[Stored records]
• • •

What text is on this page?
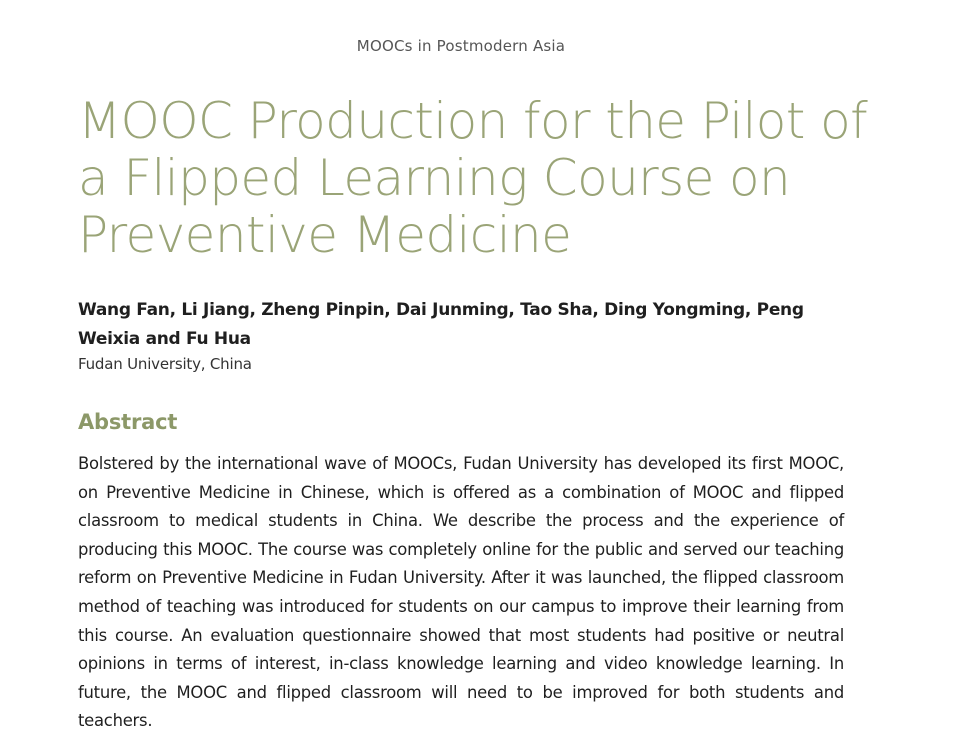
MOOCs in Postmodern Asia
MOOC Production for the Pilot of a Flipped Learning Course on Preventive Medicine
Wang Fan, Li Jiang, Zheng Pinpin, Dai Junming, Tao Sha, Ding Yongming, Peng Weixia and Fu Hua
Fudan University, China
Abstract

Bolstered by the international wave of MOOCs, Fudan University has developed its first MOOC, on Preventive Medicine in Chinese, which is offered as a combination of MOOC and flipped classroom to medical students in China. We describe the process and the experience of producing this MOOC. The course was completely online for the public and served our teaching reform on Preventive Medicine in Fudan University. After it was launched, the flipped classroom method of teaching was introduced for students on our campus to improve their learning from this course. An evaluation questionnaire showed that most students had positive or neutral opinions in terms of interest, in-class knowledge learning and video knowledge learning. In future, the MOOC and flipped classroom will need to be improved for both students and teachers.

• • •

• _GIVEN REQUEST_
Write out the records above exactly as they appear, leaving out any pictures.

• _SOLUTION FOR THIS EXERCISE_
What text is on this page?
MOOCs in Postmodern Asia
MOOC Production for the Pilot of a Flipped Learning Course on Preventive Medicine
Wang Fan, Li Jiang, Zheng Pinpin, Dai Junming, Tao Sha, Ding Yongming, Peng Weixia and Fu Hua
Fudan University, China
Abstract

Bolstered by the international wave of MOOCs, Fudan University has developed its first MOOC, on Preventive Medicine in Chinese, which is offered as a combination of MOOC and flipped classroom to medical students in China. We describe the process and the experience of producing this MOOC. The course was completely online for the public and served our teaching reform on Preventive Medicine in Fudan University. After it was launched, the flipped classroom method of teaching was introduced for students on our campus to improve their learning from this course. An evaluation questionnaire showed that most students had positive or neutral opinions in terms of interest, in-class knowledge learning and video knowledge learning. In future, the MOOC and flipped classroom will need to be improved for both students and teachers.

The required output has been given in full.